* STORED RECORDS
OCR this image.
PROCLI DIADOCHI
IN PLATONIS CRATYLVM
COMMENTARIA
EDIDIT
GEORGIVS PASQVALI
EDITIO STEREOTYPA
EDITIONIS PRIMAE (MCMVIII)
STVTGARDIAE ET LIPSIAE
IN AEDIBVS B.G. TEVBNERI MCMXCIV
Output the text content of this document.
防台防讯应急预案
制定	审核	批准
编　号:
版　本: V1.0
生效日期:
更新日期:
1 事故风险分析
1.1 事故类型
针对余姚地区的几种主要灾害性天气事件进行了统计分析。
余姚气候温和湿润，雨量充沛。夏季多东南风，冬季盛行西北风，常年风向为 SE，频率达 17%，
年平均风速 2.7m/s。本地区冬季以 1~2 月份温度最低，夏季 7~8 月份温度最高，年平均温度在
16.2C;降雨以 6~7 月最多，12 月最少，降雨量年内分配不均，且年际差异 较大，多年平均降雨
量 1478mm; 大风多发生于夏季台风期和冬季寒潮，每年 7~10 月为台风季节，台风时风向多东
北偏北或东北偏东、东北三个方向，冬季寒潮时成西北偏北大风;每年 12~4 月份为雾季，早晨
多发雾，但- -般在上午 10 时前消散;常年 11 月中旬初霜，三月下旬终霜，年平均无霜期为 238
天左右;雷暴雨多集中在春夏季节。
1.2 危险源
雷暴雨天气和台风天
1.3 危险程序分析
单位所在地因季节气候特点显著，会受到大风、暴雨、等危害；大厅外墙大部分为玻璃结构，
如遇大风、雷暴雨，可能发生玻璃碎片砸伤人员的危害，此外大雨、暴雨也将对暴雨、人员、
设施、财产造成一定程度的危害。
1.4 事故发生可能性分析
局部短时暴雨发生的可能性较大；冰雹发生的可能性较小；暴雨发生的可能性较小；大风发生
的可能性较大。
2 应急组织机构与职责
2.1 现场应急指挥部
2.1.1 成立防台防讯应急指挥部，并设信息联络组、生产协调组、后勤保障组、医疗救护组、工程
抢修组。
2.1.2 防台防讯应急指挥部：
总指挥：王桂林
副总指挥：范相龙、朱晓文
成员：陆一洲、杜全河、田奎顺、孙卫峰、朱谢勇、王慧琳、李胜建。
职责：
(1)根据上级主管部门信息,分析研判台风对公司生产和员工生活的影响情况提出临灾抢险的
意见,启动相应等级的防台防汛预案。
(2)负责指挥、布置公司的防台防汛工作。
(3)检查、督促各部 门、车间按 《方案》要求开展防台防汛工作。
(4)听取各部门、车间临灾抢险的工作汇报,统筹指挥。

* PROBLEM DETAILS
Repeat all the entries word for word.

* OUTPUT FOR THIS TASK
OCR this image.
PROCLI DIADOCHI
IN PLATONIS CRATYLVM
COMMENTARIA
EDIDIT
GEORGIVS PASQVALI
EDITIO STEREOTYPA
EDITIONIS PRIMAE (MCMVIII)
STVTGARDIAE ET LIPSIAE
IN AEDIBVS B.G. TEVBNERI MCMXCIV
Output the text content of this document.
防台防讯应急预案
制定	审核	批准
编　号:
版　本: V1.0
生效日期:
更新日期:
1 事故风险分析
1.1 事故类型
针对余姚地区的几种主要灾害性天气事件进行了统计分析。
余姚气候温和湿润，雨量充沛。夏季多东南风，冬季盛行西北风，常年风向为 SE，频率达 17%，
年平均风速 2.7m/s。本地区冬季以 1~2 月份温度最低，夏季 7~8 月份温度最高，年平均温度在
16.2C;降雨以 6~7 月最多，12 月最少，降雨量年内分配不均，且年际差异 较大，多年平均降雨
量 1478mm; 大风多发生于夏季台风期和冬季寒潮，每年 7~10 月为台风季节，台风时风向多东
北偏北或东北偏东、东北三个方向，冬季寒潮时成西北偏北大风;每年 12~4 月份为雾季，早晨
多发雾，但- -般在上午 10 时前消散;常年 11 月中旬初霜，三月下旬终霜，年平均无霜期为 238
天左右;雷暴雨多集中在春夏季节。
1.2 危险源
雷暴雨天气和台风天
1.3 危险程序分析
单位所在地因季节气候特点显著，会受到大风、暴雨、等危害；大厅外墙大部分为玻璃结构，
如遇大风、雷暴雨，可能发生玻璃碎片砸伤人员的危害，此外大雨、暴雨也将对暴雨、人员、
设施、财产造成一定程度的危害。
1.4 事故发生可能性分析
局部短时暴雨发生的可能性较大；冰雹发生的可能性较小；暴雨发生的可能性较小；大风发生
的可能性较大。
2 应急组织机构与职责
2.1 现场应急指挥部
2.1.1 成立防台防讯应急指挥部，并设信息联络组、生产协调组、后勤保障组、医疗救护组、工程
抢修组。
2.1.2 防台防讯应急指挥部：
总指挥：王桂林
副总指挥：范相龙、朱晓文
成员：陆一洲、杜全河、田奎顺、孙卫峰、朱谢勇、王慧琳、李胜建。
职责：
(1)根据上级主管部门信息,分析研判台风对公司生产和员工生活的影响情况提出临灾抢险的
意见,启动相应等级的防台防汛预案。
(2)负责指挥、布置公司的防台防汛工作。
(3)检查、督促各部 门、车间按 《方案》要求开展防台防汛工作。
(4)听取各部门、车间临灾抢险的工作汇报,统筹指挥。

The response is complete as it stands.